From the records, pick out and copy each line containing "into".

##### Task data #####

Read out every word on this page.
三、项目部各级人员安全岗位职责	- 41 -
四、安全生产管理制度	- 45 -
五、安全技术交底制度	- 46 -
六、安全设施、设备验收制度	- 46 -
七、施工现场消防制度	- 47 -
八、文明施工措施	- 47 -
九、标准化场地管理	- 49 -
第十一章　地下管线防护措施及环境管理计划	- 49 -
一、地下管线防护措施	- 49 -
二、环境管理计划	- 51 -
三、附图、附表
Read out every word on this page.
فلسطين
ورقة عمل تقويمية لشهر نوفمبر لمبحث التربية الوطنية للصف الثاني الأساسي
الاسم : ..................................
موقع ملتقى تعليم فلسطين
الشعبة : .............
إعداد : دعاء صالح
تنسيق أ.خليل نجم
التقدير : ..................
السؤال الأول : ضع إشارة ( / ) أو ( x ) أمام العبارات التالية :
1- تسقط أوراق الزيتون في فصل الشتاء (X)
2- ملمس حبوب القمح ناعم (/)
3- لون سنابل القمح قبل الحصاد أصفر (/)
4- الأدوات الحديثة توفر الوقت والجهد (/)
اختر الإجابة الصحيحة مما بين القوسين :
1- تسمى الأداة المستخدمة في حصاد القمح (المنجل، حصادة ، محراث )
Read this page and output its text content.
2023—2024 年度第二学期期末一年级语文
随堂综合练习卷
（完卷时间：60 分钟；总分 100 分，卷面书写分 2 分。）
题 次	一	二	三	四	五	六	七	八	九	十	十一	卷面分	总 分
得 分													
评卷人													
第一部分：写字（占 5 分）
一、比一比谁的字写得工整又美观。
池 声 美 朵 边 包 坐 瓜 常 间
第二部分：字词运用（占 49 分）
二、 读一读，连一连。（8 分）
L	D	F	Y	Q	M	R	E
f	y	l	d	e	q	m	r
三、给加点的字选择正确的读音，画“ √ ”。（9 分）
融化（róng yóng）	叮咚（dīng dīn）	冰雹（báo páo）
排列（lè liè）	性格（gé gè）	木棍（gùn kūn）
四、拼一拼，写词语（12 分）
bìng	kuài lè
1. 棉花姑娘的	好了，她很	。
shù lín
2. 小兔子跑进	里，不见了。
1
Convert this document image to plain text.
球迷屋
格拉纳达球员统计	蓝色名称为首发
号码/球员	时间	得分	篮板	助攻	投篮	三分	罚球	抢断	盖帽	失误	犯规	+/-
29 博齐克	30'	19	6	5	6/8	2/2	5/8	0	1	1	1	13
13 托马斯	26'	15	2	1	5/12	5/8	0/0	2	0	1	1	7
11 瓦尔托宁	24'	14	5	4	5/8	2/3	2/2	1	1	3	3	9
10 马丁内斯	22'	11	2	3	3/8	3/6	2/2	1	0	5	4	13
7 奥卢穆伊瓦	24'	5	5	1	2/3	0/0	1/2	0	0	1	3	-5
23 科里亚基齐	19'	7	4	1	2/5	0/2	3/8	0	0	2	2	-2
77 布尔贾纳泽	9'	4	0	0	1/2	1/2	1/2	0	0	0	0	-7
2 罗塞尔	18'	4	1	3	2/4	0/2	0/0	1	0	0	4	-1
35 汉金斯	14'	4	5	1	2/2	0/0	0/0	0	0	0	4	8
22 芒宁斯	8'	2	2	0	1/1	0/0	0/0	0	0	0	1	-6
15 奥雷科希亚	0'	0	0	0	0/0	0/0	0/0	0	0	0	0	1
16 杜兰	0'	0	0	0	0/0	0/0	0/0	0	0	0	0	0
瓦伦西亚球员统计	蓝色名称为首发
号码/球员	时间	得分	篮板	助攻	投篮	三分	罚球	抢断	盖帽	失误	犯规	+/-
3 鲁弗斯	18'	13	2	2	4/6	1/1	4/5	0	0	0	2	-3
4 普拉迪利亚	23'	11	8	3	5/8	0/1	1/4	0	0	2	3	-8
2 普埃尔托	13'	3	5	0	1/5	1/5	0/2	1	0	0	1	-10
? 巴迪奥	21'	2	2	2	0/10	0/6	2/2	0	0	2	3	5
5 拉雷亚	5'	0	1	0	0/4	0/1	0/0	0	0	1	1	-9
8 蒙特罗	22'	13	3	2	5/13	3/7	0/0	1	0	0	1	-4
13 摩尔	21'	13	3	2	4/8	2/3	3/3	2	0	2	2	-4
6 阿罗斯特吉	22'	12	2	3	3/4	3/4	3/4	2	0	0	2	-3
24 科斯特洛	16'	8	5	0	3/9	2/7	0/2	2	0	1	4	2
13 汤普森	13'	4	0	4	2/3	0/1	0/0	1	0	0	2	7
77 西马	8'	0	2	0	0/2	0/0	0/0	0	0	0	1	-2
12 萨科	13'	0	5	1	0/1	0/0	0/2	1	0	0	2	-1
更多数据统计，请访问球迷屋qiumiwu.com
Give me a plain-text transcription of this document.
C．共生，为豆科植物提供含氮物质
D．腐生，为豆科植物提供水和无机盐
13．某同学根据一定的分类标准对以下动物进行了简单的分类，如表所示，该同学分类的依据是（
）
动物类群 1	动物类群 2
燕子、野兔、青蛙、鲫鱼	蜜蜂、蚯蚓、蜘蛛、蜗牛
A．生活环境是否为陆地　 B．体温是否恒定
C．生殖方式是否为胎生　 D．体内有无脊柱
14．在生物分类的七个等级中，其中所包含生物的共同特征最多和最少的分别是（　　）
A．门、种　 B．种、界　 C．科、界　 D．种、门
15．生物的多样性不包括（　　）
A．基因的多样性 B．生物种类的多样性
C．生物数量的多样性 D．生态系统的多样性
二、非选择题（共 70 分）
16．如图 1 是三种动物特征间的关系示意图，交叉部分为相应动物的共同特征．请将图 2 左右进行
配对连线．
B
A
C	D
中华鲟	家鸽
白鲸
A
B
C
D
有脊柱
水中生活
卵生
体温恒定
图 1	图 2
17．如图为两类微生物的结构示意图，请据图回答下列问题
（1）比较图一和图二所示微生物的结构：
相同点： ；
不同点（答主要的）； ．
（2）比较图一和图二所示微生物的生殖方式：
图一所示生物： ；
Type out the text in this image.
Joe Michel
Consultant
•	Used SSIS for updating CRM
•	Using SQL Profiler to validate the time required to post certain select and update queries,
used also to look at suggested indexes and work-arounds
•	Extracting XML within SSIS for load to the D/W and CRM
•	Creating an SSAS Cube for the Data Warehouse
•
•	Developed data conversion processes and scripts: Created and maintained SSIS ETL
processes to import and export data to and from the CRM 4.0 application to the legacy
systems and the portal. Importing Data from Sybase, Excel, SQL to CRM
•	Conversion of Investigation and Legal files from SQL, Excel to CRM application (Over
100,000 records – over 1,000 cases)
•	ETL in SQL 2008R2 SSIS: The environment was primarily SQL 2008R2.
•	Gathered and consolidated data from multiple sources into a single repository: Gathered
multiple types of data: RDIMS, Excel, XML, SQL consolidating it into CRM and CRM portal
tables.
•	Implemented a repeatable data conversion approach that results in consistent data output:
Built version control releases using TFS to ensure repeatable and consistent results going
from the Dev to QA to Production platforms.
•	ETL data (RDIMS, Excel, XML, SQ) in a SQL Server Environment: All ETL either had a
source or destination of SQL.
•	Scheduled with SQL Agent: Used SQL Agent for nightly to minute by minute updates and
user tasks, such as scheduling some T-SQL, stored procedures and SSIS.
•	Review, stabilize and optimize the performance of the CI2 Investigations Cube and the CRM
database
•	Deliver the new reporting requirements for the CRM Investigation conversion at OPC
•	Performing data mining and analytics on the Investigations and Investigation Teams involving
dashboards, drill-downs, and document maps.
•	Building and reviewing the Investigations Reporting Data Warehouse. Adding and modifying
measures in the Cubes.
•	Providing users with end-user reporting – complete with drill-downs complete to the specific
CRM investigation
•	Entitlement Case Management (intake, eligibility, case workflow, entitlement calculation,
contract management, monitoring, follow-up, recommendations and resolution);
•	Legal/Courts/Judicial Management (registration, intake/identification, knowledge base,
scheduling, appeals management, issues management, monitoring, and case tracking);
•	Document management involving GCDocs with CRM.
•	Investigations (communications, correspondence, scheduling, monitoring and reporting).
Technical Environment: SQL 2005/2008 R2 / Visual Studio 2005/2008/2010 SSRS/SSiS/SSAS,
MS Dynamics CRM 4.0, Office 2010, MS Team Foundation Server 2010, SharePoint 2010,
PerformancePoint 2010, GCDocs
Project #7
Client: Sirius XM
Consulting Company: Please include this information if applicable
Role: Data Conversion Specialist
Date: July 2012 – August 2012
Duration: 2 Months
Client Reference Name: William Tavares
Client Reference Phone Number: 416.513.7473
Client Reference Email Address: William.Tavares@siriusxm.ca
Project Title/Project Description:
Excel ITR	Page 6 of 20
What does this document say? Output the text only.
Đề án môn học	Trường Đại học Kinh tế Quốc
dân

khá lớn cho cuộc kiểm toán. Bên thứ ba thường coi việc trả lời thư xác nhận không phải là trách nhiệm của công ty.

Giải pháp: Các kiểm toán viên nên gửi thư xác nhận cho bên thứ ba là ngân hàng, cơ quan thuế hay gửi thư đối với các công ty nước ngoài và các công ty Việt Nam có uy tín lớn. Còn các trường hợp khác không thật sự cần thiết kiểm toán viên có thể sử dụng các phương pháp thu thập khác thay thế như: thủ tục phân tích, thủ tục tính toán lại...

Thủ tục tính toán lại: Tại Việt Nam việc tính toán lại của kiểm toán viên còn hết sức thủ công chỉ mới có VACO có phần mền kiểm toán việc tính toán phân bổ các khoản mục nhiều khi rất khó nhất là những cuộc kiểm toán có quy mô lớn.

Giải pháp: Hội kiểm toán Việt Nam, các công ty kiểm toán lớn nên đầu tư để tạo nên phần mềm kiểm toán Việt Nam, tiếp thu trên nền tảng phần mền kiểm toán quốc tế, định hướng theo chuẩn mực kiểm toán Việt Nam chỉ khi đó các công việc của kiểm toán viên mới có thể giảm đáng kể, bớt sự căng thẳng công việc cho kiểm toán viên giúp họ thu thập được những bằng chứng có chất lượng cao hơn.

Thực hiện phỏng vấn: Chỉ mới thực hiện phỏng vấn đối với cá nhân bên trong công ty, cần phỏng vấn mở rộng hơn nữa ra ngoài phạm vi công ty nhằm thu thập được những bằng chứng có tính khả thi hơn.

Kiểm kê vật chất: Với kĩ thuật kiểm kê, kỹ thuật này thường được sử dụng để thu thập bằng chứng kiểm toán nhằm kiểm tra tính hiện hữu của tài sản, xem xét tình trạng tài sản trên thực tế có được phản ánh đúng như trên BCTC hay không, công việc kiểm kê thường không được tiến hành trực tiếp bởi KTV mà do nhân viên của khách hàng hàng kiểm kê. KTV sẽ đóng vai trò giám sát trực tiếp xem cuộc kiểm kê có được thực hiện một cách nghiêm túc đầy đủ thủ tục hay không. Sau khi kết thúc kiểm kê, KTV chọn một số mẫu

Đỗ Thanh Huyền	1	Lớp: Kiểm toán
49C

#####

Response to the task:
•	Gathered and consolidated data from multiple sources into a single repository: Gathered
multiple types of data: RDIMS, Excel, XML, SQL consolidating it into CRM and CRM portal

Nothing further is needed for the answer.